Our climate is changing, no doubt about it. The festering controversy we're in has been about whether humans have anything to do with it. A comprehensive report by a UN-sponsored climate panel may now finally put the issue to rest — and we're most certainly to blame.
Top image: Global Patterns of Carbon Dioxide. Credit: NASA Earth Observatory.
This is the fifth report produced by the UN’s Intergovernmental Panel on Climate Change (IPCC). The IPCC was launched by the United Nations Environment Programme (UNEP) and the World Meteorological Organization (WMO) in 1988 to “provide the world with a clear scientific view on the current state of knowledge in climate change and its potential environmental and socio-economic impacts.” The IPCC’s work is commissioned by 195 countries, which is basically everybody.
The new report — the first of three comprehensive studies to come out this year — makes one of the strongest claims yet in support of the hypothesis that human activity, namely the relentless pumping of greenhouse gases into the atmosphere, is what’s behind climate change — an effect climate scientists refer to as anthropogenic global warming.
"Unequivocal"

▸ Instruction 1
According to the article on the IPCC climate report, in what year was the IPCC launched?
▸ Instruction 2
Name every organization mentioned in the article on the IPCC climate report.
▸ Instruction 3
Continue the article on the IPCC climate report, writing the section that follows the heading "Unequivocal".
The records that come next have no connection to the article on the IPCC climate report.

▸ Provided data
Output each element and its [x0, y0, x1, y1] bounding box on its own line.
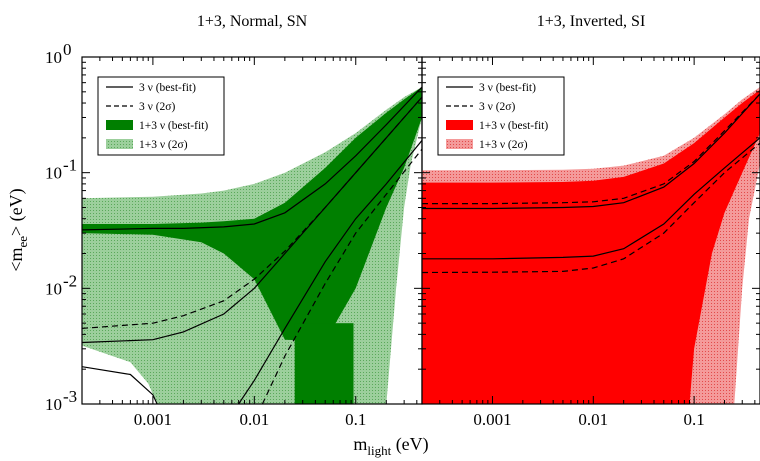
---
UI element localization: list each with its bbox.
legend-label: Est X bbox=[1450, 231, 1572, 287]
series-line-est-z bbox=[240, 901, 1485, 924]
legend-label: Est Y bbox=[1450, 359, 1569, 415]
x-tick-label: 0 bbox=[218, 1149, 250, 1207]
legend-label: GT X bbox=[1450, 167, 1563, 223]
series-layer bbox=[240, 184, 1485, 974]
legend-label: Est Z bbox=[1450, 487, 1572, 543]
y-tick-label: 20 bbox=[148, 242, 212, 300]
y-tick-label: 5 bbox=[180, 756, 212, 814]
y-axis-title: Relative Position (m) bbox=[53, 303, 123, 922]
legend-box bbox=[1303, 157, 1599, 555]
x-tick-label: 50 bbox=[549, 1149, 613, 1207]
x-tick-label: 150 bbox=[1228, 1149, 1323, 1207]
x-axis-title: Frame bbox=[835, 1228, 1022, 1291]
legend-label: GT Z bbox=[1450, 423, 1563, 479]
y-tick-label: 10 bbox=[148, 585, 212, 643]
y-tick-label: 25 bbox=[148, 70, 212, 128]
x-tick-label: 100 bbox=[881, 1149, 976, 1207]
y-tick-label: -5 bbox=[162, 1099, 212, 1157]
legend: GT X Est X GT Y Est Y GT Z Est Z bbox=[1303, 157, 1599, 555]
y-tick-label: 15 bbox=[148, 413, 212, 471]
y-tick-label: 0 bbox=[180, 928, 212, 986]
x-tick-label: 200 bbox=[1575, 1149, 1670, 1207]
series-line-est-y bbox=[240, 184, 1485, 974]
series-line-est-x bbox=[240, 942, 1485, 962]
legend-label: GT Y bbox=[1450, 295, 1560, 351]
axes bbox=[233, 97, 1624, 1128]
---
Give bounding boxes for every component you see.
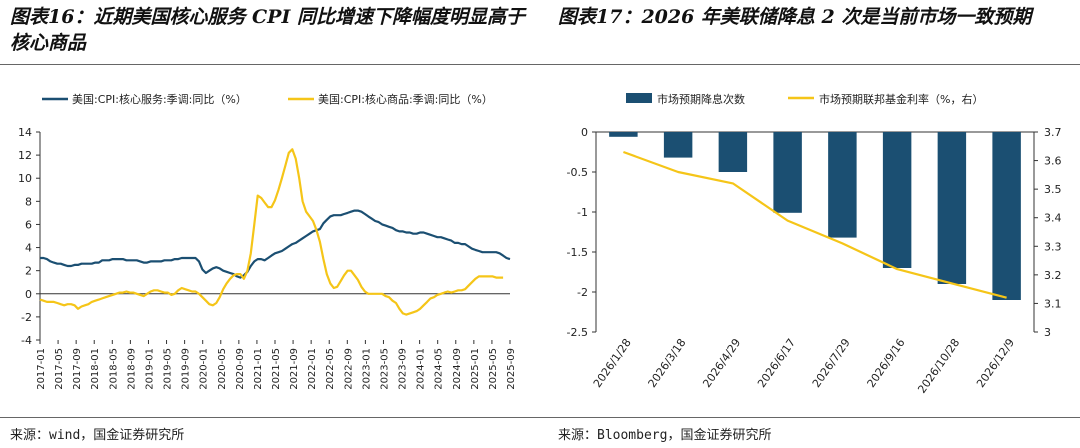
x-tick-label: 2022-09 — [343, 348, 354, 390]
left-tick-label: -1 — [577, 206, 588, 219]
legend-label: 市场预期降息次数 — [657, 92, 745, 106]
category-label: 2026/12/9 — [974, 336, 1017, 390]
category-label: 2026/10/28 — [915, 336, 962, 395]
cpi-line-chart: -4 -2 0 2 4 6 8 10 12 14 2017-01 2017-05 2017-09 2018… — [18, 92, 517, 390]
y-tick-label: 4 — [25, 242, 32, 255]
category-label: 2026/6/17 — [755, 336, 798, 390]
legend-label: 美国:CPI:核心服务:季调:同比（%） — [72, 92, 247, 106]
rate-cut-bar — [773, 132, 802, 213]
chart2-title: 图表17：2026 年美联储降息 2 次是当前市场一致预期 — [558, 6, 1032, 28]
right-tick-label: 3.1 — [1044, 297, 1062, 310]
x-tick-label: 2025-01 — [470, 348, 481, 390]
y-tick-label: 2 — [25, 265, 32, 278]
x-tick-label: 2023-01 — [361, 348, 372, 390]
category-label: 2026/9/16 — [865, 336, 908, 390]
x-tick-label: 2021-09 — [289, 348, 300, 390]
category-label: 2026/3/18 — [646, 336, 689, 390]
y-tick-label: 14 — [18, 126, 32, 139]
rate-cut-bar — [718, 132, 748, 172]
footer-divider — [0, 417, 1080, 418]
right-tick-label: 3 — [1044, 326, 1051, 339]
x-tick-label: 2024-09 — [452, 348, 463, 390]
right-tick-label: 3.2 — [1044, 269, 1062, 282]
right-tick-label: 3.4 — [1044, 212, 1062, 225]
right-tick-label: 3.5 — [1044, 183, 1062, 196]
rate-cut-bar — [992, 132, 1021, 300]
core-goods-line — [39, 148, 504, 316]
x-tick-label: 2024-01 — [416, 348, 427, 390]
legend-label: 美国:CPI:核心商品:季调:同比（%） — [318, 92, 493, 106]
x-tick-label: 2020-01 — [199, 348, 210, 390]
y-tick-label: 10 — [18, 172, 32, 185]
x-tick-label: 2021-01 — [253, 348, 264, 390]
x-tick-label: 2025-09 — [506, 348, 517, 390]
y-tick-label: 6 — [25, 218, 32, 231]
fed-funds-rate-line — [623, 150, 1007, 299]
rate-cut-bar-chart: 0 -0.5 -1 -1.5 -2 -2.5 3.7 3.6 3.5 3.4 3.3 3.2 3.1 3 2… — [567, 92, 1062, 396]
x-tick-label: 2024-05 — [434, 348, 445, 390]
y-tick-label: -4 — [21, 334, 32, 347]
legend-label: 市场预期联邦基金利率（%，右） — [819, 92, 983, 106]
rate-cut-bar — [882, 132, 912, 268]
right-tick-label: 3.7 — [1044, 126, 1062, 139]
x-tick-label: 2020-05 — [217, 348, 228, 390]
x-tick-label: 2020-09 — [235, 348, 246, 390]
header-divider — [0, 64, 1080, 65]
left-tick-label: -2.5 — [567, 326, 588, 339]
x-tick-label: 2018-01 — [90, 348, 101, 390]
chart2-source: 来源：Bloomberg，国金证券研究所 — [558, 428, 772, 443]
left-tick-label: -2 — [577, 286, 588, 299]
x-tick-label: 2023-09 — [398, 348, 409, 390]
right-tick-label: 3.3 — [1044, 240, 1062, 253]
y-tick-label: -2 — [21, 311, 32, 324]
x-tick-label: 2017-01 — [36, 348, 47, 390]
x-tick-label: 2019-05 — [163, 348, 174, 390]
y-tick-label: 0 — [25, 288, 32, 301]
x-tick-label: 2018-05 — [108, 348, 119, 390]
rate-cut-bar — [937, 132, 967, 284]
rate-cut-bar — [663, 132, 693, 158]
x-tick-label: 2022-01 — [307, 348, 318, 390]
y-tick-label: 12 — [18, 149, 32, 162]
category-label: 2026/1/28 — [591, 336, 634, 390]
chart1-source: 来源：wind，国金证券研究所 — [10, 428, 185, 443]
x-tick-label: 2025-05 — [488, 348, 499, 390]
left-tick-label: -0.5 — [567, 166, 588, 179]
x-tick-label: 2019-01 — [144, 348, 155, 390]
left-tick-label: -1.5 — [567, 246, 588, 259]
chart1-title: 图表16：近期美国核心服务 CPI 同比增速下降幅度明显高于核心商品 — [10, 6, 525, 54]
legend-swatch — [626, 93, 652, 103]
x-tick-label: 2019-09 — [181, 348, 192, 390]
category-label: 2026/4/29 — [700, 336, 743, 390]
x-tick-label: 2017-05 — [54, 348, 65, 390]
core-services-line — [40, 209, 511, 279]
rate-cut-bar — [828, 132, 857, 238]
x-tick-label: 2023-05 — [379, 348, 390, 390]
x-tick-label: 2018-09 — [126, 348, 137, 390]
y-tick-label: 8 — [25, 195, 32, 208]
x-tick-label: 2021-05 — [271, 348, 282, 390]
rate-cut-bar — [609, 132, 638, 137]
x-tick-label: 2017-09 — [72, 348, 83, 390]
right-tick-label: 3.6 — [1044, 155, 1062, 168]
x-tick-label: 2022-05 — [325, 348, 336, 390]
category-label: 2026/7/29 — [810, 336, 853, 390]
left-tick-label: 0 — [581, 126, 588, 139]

▸ Expected answer 1
1988

▸ Expected answer 2
United Nations (UN), Intergovernmental Panel on Climate Change (IPCC), United Nations Environment Programme (UNEP), World Meteorological Organization (WMO), NASA Earth Observatory

▸ Expected answer 3
To reach this conclusion, IPCC scientists considered a host of factors, including changes to the ground, air, and oceans. They looked at anthropogenic cooling effects and the potential for natural causes. The scientists also considered geological data dating back for thousands of years.
According to the report, global warming is “unequivocal,” and since the 1950s it’s “extremely likely” that human activities have been the cause. The IPCC climate scientists are 95% confident that we’re behind global warming, but their best estimate is that is that we’ve caused 100% of global warming over the past 60 years. Over that time, scientists have observed changes to the environment that are “unprecedented over decades to millennia.”
Indeed, the report shows that concentrations of carbon dioxide and other greenhouse gases have increased to levels that are unparalleled over the past 800,000 years. Since the onset of the industrial revolution, the burning of fossil fuels has been the primary force behind the observed 40% increase in atmospheric carbon dioxide concentrations.
Netting Out External Factors
The scientists also considered the effects of aerosol, which has a cooling effect. From the report:
The observed warming since 1951 can be attributed to the different natural and anthropogenic drivers and their contributions can now be quantified. Greenhouse gases contributed a global mean surface warming likely to be in the range of 0.5°C to 1.3 °C over the period 1951−2010, with the contributions from other anthropogenic forcings, including the cooling effect of aerosols, likely to be in the range of −0.6°C to 0.1°C.
So what this means is that our planet has experienced 0.6°C average global surface warming over the past 60 years. Greenhouse gases can be attributed to about 0.9°C of this warming, but it has been partially offset by about 0.3°C cooling from human aerosol emissions.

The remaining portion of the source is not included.